------ DATASET ROWS
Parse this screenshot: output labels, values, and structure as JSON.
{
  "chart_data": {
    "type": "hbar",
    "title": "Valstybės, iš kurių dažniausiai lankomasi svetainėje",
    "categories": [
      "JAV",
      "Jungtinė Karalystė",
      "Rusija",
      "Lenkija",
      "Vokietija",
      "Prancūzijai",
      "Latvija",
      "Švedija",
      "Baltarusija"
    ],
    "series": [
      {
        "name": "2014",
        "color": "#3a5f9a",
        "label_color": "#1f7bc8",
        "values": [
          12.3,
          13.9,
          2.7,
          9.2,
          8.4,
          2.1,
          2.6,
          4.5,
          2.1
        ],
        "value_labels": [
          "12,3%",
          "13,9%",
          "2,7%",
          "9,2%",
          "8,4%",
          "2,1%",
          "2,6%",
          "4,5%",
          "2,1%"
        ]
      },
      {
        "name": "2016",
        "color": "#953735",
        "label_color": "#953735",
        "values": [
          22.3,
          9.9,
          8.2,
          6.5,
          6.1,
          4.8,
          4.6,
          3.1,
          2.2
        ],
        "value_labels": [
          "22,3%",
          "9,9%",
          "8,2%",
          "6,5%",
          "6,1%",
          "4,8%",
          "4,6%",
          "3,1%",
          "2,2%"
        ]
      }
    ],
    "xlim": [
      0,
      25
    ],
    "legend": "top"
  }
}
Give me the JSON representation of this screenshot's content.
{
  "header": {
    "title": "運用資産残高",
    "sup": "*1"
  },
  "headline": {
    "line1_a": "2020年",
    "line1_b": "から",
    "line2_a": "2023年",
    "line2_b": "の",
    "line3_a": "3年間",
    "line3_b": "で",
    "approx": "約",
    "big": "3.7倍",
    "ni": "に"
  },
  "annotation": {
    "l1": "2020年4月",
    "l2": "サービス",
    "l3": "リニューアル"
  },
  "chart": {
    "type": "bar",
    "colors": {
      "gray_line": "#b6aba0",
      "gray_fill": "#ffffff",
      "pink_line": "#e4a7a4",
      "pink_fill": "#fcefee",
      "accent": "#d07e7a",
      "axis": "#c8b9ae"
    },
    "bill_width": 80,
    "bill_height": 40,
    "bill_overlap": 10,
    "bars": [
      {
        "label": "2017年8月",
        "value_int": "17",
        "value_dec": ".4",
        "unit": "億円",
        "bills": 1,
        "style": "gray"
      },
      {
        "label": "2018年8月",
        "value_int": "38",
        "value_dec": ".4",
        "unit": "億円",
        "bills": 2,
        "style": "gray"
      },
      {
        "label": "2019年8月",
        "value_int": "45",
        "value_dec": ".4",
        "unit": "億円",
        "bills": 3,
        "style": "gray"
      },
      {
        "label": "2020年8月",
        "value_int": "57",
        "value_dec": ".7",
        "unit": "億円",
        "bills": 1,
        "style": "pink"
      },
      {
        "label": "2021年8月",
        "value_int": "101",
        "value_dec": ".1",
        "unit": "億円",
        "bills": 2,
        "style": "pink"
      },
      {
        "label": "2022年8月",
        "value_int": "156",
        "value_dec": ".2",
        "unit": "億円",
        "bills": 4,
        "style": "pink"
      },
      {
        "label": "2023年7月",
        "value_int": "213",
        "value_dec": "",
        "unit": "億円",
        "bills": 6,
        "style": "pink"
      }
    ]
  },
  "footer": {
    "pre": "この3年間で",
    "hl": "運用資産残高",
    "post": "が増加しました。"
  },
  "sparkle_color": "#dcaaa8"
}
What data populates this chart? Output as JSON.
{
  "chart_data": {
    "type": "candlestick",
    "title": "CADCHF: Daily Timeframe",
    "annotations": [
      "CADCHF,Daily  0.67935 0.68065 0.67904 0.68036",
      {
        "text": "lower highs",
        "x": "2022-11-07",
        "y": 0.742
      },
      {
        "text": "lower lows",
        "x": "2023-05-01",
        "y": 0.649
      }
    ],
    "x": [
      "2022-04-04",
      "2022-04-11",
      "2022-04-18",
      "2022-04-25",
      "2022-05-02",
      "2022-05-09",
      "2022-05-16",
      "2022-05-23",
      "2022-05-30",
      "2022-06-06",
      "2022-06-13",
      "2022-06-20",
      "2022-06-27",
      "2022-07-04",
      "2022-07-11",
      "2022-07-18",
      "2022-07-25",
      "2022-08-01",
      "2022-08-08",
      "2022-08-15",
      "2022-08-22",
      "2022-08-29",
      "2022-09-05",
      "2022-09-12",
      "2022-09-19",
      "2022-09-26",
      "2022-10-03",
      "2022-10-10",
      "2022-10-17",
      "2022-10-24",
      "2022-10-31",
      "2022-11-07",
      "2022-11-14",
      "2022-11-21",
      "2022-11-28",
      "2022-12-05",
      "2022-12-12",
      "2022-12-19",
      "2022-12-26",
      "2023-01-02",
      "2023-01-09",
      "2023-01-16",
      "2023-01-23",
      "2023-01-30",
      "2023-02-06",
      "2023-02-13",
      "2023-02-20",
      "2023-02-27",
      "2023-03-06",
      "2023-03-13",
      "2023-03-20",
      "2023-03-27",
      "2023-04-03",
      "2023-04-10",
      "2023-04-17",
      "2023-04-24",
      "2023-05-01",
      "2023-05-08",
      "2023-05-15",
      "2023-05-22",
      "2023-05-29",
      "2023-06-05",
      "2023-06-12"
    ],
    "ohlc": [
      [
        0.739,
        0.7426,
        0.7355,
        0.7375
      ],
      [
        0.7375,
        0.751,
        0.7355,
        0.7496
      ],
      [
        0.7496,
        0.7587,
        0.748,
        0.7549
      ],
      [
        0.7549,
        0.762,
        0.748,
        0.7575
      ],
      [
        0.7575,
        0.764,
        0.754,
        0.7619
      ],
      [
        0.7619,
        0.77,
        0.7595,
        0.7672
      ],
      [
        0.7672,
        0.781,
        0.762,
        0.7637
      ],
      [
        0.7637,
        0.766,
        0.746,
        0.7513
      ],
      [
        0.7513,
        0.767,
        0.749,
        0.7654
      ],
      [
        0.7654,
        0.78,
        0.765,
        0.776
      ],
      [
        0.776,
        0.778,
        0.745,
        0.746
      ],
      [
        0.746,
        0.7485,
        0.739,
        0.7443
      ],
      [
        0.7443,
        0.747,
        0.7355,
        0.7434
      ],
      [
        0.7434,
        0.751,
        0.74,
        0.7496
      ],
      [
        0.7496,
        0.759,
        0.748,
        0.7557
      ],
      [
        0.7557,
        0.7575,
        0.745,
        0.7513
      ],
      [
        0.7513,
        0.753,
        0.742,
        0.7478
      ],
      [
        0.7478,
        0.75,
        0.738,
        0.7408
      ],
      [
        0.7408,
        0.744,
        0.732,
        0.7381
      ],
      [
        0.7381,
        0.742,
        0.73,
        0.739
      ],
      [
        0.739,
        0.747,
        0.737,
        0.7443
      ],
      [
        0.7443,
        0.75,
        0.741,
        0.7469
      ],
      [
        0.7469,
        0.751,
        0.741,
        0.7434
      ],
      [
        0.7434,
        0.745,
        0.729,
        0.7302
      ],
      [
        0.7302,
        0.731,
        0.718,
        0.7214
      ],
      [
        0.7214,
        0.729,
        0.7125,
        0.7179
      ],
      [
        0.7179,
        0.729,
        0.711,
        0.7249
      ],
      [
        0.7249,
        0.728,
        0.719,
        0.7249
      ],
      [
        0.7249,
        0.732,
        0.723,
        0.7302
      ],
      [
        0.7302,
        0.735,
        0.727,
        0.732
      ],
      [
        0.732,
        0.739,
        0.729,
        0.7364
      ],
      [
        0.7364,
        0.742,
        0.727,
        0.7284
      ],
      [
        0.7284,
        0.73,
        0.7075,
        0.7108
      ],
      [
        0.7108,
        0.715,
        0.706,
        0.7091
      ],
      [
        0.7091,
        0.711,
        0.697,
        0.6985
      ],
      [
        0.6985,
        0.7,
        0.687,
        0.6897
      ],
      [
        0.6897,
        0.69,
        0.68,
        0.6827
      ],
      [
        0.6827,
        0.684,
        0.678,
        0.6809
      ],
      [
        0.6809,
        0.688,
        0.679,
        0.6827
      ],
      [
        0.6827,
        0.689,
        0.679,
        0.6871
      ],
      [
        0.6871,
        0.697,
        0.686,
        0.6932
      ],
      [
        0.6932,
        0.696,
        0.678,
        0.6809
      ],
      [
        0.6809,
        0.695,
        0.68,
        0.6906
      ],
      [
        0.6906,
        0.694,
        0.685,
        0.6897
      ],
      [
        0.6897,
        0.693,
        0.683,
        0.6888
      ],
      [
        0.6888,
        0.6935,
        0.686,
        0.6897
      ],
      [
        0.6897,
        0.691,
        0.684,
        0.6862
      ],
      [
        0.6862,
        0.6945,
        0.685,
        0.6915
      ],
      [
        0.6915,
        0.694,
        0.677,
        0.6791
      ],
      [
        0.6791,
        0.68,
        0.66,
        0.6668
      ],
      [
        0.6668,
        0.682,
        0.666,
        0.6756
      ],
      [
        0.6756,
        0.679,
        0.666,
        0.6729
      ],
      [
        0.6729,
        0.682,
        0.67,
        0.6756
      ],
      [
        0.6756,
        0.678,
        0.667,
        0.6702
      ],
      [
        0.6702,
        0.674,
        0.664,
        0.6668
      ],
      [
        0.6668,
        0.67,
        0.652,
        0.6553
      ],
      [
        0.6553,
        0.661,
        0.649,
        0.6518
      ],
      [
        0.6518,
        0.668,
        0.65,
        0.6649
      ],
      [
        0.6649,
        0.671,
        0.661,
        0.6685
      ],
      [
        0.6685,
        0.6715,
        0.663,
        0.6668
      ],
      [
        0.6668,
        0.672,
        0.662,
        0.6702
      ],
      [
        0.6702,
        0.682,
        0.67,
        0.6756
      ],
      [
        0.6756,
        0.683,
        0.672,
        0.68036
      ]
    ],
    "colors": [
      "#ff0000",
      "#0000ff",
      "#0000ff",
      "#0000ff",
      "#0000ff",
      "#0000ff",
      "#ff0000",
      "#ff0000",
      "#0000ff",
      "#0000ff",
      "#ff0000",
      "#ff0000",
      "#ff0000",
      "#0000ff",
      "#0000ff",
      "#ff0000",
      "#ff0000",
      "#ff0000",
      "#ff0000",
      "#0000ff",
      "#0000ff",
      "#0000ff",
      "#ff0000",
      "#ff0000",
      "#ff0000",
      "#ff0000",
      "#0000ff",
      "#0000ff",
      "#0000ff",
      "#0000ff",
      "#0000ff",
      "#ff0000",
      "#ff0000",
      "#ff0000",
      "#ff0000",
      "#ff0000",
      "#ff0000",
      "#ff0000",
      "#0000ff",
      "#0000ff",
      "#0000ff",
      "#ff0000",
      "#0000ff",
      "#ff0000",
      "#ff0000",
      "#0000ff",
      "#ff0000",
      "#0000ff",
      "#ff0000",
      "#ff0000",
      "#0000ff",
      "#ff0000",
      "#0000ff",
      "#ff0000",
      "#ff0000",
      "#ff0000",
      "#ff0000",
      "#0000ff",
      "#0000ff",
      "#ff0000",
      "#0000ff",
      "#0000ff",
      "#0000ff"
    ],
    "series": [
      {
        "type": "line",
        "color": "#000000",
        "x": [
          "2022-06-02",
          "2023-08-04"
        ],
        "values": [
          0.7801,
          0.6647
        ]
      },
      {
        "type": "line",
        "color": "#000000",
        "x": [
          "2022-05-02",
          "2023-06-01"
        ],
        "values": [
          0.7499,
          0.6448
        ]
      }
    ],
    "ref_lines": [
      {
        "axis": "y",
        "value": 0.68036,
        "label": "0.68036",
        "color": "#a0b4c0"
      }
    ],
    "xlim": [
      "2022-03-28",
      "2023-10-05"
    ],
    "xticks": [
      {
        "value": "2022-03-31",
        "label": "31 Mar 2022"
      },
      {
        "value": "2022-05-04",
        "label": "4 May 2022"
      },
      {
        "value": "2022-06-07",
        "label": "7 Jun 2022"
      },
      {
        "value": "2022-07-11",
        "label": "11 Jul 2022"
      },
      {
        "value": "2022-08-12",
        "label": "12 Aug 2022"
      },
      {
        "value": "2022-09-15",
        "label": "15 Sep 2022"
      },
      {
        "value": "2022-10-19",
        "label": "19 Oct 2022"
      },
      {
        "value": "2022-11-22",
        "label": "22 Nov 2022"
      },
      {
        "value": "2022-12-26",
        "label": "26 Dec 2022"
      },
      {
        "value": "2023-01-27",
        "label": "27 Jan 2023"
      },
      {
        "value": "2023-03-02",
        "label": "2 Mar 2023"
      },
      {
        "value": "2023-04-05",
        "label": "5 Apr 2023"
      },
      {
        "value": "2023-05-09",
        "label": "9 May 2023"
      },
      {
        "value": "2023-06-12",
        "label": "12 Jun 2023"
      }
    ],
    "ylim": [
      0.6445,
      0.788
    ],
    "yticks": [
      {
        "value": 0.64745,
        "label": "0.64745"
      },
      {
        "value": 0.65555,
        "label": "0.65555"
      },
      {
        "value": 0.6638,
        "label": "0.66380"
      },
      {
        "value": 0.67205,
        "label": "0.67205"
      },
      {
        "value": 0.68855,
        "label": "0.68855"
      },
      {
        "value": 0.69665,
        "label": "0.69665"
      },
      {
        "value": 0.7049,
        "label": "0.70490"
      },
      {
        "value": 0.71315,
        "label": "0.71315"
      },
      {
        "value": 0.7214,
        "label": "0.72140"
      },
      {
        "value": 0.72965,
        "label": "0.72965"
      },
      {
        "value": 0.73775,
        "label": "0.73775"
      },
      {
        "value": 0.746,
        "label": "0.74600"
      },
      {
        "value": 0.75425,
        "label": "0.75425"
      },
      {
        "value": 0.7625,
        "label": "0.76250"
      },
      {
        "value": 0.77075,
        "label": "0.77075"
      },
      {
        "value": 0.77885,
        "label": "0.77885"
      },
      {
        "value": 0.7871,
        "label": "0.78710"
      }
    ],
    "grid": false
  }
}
------------
-- TASK STATEMENT --
Count how many lines hold the string "screenshot" and give that number alone.

-- EXERCISE SOLUTION --
2